> Exercise prompt
Could you extract every entry below and reproduce it exactly?

:: Extracted data ::

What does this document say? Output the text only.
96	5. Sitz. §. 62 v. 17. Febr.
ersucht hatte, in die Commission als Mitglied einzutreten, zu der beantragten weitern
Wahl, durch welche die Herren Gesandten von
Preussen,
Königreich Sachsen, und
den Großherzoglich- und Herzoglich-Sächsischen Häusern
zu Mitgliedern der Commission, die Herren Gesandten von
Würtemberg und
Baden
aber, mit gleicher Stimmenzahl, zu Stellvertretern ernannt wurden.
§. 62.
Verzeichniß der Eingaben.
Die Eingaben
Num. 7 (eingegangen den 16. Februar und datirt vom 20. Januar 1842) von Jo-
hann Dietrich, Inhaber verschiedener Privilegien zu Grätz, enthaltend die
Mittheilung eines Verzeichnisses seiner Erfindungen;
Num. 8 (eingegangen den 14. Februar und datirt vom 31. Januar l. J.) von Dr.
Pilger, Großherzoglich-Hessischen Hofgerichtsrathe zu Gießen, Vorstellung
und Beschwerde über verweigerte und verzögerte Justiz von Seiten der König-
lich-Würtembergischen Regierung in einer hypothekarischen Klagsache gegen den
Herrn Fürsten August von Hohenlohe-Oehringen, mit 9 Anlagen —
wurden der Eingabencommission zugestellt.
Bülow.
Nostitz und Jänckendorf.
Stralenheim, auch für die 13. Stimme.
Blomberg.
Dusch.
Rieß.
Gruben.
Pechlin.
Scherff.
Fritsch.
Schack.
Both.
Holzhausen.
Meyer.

:::

> The solution
What does this document say? Output the text only.
96	5. Sitz. §. 62 v. 17. Febr.
ersucht hatte, in die Commission als Mitglied einzutreten, zu der beantragten weitern
Wahl, durch welche die Herren Gesandten von
Preussen,
Königreich Sachsen, und
den Großherzoglich- und Herzoglich-Sächsischen Häusern
zu Mitgliedern der Commission, die Herren Gesandten von
Würtemberg und
Baden
aber, mit gleicher Stimmenzahl, zu Stellvertretern ernannt wurden.
§. 62.
Verzeichniß der Eingaben.
Die Eingaben
Num. 7 (eingegangen den 16. Februar und datirt vom 20. Januar 1842) von Jo-
hann Dietrich, Inhaber verschiedener Privilegien zu Grätz, enthaltend die
Mittheilung eines Verzeichnisses seiner Erfindungen;
Num. 8 (eingegangen den 14. Februar und datirt vom 31. Januar l. J.) von Dr.
Pilger, Großherzoglich-Hessischen Hofgerichtsrathe zu Gießen, Vorstellung
und Beschwerde über verweigerte und verzögerte Justiz von Seiten der König-
lich-Würtembergischen Regierung in einer hypothekarischen Klagsache gegen den
Herrn Fürsten August von Hohenlohe-Oehringen, mit 9 Anlagen —
wurden der Eingabencommission zugestellt.
Bülow.
Nostitz und Jänckendorf.
Stralenheim, auch für die 13. Stimme.
Blomberg.
Dusch.
Rieß.
Gruben.
Pechlin.
Scherff.
Fritsch.
Schack.
Both.
Holzhausen.
Meyer.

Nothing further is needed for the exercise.